GIVEN PROBLEM — Scan the records below. List lines holding "What".

--- Begin EXCERPTED RECORDS ---

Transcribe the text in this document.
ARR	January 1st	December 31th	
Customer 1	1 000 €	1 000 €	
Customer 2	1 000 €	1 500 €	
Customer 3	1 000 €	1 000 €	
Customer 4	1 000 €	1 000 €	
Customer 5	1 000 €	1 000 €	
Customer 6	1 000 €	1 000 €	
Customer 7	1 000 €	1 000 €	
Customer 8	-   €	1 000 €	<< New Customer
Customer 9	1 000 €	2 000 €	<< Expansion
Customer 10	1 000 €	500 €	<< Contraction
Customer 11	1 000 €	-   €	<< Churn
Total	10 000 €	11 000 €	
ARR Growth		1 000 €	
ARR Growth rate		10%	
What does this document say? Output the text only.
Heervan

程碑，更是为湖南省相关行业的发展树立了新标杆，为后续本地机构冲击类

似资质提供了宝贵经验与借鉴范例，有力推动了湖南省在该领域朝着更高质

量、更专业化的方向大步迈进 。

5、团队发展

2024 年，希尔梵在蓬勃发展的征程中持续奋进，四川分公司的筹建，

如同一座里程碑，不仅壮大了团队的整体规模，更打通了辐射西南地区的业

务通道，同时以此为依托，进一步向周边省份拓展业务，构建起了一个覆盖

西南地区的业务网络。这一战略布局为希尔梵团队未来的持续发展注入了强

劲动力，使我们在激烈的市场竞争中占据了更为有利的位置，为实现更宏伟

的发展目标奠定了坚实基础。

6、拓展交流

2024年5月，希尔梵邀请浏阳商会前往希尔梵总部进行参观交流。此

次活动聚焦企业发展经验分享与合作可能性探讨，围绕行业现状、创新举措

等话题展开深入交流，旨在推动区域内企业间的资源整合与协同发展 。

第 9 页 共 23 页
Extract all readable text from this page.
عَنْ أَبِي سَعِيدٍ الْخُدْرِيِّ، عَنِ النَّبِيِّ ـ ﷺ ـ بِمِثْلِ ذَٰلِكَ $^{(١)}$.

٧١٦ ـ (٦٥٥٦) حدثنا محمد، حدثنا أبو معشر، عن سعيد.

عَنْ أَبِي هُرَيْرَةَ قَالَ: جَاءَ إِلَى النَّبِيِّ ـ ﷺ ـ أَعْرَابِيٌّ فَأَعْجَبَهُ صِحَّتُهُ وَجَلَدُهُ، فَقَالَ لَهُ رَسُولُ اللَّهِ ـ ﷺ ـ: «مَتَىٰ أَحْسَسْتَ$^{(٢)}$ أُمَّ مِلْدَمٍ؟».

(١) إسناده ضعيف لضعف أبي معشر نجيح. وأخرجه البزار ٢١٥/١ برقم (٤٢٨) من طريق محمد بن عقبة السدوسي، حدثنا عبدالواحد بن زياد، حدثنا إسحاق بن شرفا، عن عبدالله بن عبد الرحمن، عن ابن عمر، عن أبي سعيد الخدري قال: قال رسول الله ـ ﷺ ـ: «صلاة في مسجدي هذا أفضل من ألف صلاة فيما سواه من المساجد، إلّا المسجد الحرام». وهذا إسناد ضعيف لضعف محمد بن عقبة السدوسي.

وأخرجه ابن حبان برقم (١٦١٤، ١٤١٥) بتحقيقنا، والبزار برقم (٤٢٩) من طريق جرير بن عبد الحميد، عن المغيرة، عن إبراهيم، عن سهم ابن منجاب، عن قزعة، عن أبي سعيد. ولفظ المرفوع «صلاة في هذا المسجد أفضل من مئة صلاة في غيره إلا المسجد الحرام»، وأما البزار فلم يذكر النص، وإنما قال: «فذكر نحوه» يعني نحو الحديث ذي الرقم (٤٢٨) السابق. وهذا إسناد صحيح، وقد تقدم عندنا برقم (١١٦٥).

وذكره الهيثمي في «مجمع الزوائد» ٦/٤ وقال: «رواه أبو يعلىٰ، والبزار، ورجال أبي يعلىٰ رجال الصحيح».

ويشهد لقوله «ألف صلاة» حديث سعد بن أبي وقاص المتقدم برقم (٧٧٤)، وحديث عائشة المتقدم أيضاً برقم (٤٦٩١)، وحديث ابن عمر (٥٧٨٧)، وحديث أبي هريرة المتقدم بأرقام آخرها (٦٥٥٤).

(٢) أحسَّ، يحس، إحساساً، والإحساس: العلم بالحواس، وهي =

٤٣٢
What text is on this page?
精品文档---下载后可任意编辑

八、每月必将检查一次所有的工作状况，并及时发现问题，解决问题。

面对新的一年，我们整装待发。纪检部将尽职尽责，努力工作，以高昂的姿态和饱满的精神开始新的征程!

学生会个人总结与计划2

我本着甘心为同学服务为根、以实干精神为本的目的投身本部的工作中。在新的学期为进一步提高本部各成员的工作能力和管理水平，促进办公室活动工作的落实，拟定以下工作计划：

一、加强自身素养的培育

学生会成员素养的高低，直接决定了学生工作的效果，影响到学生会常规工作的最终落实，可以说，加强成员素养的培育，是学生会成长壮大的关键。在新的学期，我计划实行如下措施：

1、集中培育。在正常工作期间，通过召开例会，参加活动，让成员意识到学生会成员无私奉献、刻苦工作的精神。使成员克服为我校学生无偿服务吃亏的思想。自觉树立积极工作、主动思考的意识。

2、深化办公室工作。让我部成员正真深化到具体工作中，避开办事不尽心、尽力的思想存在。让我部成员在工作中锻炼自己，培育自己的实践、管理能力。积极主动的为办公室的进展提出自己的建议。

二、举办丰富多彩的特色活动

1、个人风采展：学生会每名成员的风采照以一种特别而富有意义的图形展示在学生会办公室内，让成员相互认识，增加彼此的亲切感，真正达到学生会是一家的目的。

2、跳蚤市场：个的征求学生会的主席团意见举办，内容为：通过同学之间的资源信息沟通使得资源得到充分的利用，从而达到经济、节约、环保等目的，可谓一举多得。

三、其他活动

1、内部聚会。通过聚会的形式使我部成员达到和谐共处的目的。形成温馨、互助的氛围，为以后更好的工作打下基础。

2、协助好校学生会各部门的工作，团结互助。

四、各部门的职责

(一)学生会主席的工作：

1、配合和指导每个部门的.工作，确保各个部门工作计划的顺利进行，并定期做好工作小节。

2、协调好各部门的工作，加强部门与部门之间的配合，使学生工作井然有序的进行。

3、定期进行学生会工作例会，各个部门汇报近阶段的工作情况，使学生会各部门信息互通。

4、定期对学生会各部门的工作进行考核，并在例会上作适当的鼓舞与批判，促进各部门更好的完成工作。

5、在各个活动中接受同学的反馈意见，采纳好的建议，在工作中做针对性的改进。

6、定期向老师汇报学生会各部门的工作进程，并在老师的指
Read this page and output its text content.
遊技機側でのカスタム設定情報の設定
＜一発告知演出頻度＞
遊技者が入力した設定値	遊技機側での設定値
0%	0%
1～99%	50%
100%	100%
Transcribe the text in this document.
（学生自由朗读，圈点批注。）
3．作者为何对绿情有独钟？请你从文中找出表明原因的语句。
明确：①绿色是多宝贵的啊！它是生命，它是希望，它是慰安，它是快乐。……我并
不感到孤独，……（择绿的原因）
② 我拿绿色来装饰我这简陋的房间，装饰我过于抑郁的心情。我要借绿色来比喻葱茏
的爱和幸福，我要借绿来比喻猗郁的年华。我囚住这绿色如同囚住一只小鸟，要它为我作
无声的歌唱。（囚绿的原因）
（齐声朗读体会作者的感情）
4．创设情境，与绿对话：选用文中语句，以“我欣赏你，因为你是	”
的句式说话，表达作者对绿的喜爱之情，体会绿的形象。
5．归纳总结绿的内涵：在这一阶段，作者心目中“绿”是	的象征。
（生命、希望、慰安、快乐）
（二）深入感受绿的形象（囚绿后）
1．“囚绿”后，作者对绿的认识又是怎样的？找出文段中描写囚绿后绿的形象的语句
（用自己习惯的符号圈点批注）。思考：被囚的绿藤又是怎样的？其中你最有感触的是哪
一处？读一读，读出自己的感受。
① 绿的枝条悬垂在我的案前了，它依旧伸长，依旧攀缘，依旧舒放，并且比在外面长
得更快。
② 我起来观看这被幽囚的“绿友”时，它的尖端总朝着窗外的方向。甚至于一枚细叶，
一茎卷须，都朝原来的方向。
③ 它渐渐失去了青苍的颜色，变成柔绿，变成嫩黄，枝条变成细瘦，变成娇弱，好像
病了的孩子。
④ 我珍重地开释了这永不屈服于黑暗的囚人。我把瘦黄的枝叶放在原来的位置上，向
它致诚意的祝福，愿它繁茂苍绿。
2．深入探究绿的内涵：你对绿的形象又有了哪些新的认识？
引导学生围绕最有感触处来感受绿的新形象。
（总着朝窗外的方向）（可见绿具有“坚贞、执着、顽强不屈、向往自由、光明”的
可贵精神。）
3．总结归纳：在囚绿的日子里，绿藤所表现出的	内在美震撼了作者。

--- End EXCERPTED RECORDS ---

ANSWER TO THIS TASK —
What does this document say? Output the text only.
What text is on this page?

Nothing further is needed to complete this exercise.